#### [Given exercise A]
Render the part of the entries that opens with the line containing "List UI elements" and closes with the line containing "bar-bzip-1gb [497, 164, 525, 422]", both lines included, as a numbered list without blank lines. Leave the pictures out.

#### [Selected extract]
========
They spent two months teaching you things someone in your position of
Technical Assistant to CEO of a public company should already know. This is an
example of poor allocation of resources.

------
nineteenturtles
This is not a pro Zynga blog post.

The main point of the story that the OP was highly valued by Zynga, but he
left anyway. It details his rapid access to key people and that his old boss
begged him to stay (multiple hour convo at boss' house).

It's sort of like saying your old girlfriend was super into you, and begged
you to stay with her, but you left her anyway. Most people might agree that
making a public declaration of this would not be doing her any favors.

A reasonable person could consider this post unprofessional. Zygna (whatever
your personal opinion of the company) was singing his paychecks and could be
considered to deserve the sort of respect many people give former employers in
public.

------
joshschreuder
Just as a little side-story, it would appear as though Sash is the same person
from dcurtis's The Fight blog post: <http://dcurt.is/the-fight>

------
raverbashing
I find the reaction about the text interesting

For one, apparently no one saw "The Devil Wears Prada"

Oh I am sure Pincus is everything (bad) they say of him. Every word.

What we were missing is someone that's capable of adapting to his style and
seeing the things beyond that.

Yes, sorry, 'his style' is usually an euphemism for 'making people cry and
being awful', but there's more to it than that usually (because of what he
did).

"Angry bosses" are a dime a dozen, but only few of them manage what MP has
achieved (with a lot of moral issues, I'm sure).

------
cpressey
_He came into the room and sat on the arm of a chair with his feet resting on
the seat._

I have to assume that wasn't a typical conference-room chair -- or it was
_really_ well engineered.

------
joezhou
Cool, I just realized I'm doing something very similar for my job.

------
Macsenour
I read it and my first thought was: YMMV

(Your Millage May Vary)

------
grindall
Obviously it was a positive write up. If it was negative he wouldn't be
posting it. The post was useless.
========
#### [Working data]
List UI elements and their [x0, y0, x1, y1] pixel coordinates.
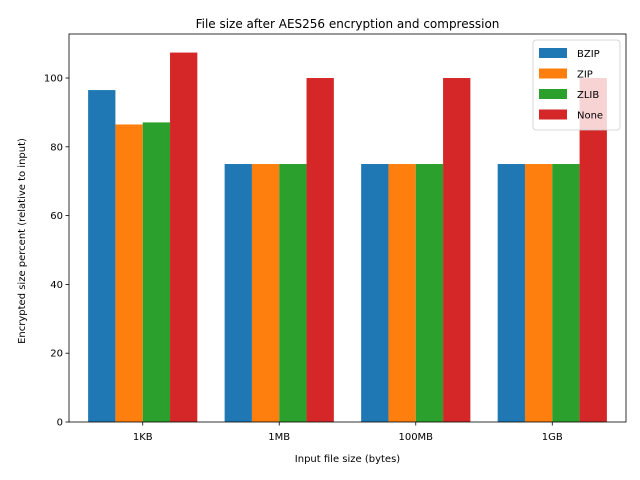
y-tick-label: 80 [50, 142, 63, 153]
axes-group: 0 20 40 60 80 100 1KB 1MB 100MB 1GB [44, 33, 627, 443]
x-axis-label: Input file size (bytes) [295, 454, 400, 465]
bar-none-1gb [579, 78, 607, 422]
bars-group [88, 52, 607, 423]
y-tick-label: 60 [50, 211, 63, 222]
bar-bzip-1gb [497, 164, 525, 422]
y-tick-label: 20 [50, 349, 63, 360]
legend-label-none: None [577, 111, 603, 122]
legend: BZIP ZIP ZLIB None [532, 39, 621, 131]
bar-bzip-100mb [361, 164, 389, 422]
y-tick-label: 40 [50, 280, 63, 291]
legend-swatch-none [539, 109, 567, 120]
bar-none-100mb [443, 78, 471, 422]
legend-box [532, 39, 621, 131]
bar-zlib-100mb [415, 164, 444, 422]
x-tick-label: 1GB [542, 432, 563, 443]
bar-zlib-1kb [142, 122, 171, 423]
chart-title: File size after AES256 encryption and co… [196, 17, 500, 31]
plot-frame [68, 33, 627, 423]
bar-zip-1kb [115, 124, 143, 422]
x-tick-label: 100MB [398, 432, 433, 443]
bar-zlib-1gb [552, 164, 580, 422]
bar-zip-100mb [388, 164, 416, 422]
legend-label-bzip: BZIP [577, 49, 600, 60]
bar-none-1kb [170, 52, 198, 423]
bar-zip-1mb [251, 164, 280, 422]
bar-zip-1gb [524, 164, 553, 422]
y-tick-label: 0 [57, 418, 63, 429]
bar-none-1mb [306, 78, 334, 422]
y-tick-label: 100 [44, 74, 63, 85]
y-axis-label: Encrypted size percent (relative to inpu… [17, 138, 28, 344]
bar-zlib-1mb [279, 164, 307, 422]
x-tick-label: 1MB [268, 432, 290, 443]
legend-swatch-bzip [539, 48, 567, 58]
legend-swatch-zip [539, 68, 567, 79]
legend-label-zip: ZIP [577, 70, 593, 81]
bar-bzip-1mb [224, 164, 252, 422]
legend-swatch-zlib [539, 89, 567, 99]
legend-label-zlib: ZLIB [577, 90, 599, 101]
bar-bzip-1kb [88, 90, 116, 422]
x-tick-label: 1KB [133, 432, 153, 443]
========
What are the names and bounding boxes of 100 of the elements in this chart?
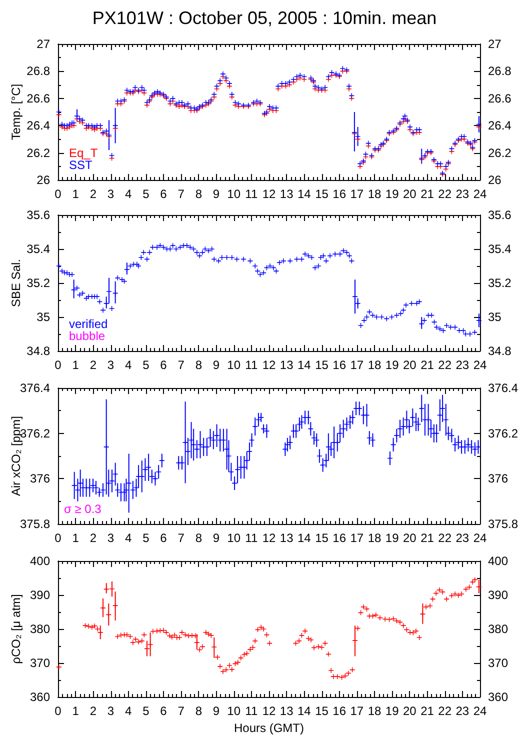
========
#### [Given exercise B]
Using the comment thread, decide whether each statement agrees with it: (i) nineteenturtles calls the blog post a pro Zynga post; (ii) joshschreuder suggests that Sash is the same person from dcurtis's The Fight blog post; (iii) grindall finds the post useful. For each, answer yes or no and quote the deciding words.

#### [Correct result A]
1. List UI elements and their [x0, y0, x1, y1] pixel coordinates.
2. y-tick-label: 80 [50, 142, 63, 153]
3. axes-group: 0 20 40 60 80 100 1KB 1MB 100MB 1GB [44, 33, 627, 443]
4. x-axis-label: Input file size (bytes) [295, 454, 400, 465]
5. bar-none-1gb [579, 78, 607, 422]
6. bars-group [88, 52, 607, 423]
7. y-tick-label: 60 [50, 211, 63, 222]
8. bar-bzip-1gb [497, 164, 525, 422]

#### [Correct result B]
(i) No: "This is not a pro Zynga blog post."
(ii) Yes: "it would appear as though Sash is the same person from dcurtis's The Fight blog post"
(iii) No: "The post was useless."